## SOURCE MATERIAL

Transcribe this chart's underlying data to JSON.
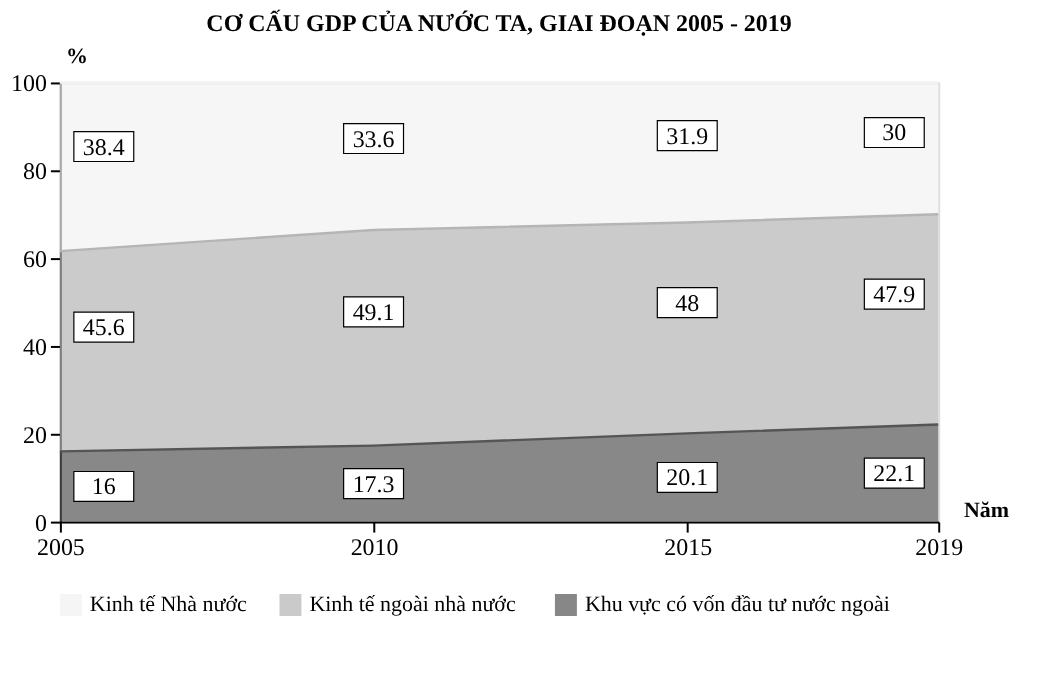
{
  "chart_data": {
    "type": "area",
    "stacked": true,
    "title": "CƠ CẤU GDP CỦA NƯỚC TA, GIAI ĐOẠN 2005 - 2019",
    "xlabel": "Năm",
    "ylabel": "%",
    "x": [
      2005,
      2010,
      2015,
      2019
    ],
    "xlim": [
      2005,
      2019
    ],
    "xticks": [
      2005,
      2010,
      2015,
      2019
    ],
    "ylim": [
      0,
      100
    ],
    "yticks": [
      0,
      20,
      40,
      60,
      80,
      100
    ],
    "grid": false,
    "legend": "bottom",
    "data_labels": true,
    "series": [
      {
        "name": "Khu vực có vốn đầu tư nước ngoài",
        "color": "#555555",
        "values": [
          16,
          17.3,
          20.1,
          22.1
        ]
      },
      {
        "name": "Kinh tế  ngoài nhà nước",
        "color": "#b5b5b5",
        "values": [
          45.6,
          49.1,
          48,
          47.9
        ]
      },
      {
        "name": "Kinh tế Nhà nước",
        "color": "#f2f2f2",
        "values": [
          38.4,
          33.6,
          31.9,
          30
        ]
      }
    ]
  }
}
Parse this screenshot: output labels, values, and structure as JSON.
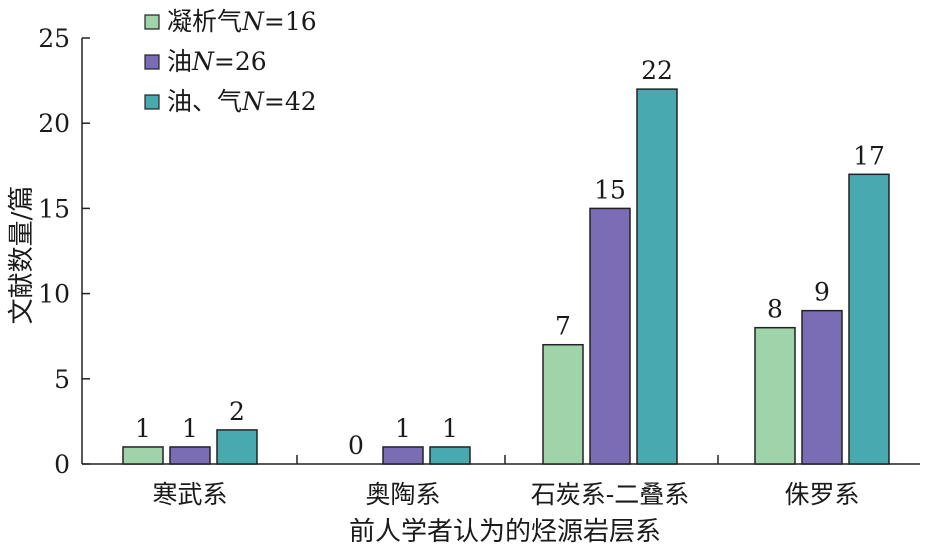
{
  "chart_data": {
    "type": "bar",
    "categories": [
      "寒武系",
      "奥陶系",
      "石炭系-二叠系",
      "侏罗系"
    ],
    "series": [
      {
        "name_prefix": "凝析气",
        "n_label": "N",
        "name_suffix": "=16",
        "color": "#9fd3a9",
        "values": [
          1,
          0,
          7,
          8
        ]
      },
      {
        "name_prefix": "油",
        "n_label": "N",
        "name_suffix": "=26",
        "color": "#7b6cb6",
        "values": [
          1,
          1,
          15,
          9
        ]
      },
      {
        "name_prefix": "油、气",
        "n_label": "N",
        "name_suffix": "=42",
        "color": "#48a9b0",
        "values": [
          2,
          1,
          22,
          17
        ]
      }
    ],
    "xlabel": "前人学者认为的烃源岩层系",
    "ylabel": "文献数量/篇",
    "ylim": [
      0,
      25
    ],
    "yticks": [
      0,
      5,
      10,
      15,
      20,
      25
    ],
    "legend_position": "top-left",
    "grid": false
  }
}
==
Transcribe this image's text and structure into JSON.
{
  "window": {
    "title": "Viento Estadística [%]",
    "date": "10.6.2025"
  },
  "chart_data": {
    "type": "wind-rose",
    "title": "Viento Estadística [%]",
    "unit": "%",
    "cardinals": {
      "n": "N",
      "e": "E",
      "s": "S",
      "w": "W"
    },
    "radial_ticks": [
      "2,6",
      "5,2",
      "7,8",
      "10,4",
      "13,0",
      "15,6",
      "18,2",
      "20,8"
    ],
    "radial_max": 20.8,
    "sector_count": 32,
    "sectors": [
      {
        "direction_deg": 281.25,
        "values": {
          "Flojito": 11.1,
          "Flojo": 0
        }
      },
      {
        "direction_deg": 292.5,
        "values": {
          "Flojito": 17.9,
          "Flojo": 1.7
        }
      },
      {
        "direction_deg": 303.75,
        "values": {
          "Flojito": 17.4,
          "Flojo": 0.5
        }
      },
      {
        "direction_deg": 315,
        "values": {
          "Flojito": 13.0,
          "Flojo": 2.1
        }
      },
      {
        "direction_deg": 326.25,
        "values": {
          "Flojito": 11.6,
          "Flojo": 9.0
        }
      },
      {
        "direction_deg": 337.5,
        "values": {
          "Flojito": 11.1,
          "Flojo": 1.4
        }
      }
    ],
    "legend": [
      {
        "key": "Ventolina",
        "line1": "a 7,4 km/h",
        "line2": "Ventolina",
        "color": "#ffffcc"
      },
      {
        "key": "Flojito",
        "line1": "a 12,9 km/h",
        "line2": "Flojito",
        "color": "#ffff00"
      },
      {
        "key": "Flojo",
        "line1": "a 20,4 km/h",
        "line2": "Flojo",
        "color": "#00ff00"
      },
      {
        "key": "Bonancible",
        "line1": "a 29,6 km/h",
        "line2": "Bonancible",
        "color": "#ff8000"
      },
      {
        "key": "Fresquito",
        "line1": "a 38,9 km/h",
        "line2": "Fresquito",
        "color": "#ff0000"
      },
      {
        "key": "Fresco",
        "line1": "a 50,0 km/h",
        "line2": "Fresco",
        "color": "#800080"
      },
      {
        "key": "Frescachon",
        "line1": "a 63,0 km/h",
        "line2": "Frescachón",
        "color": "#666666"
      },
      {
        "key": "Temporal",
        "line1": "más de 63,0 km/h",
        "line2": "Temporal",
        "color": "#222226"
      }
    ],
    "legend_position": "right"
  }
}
---
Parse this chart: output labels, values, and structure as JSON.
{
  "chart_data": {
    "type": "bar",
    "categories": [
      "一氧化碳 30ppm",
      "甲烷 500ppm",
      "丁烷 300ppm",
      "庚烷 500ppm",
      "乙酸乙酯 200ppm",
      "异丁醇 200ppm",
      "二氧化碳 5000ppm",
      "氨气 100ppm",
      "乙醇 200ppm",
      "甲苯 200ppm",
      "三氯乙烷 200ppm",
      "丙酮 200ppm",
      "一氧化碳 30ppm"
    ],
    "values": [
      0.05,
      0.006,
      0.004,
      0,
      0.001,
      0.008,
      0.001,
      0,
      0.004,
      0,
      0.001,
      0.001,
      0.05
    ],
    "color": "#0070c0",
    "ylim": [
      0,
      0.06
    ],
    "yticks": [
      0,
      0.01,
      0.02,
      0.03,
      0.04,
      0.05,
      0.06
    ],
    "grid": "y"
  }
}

## WRITTEN PROBLEM
Give the count of lines in the listing above that include "Transcribe", with no other words.

## RESPONSE
2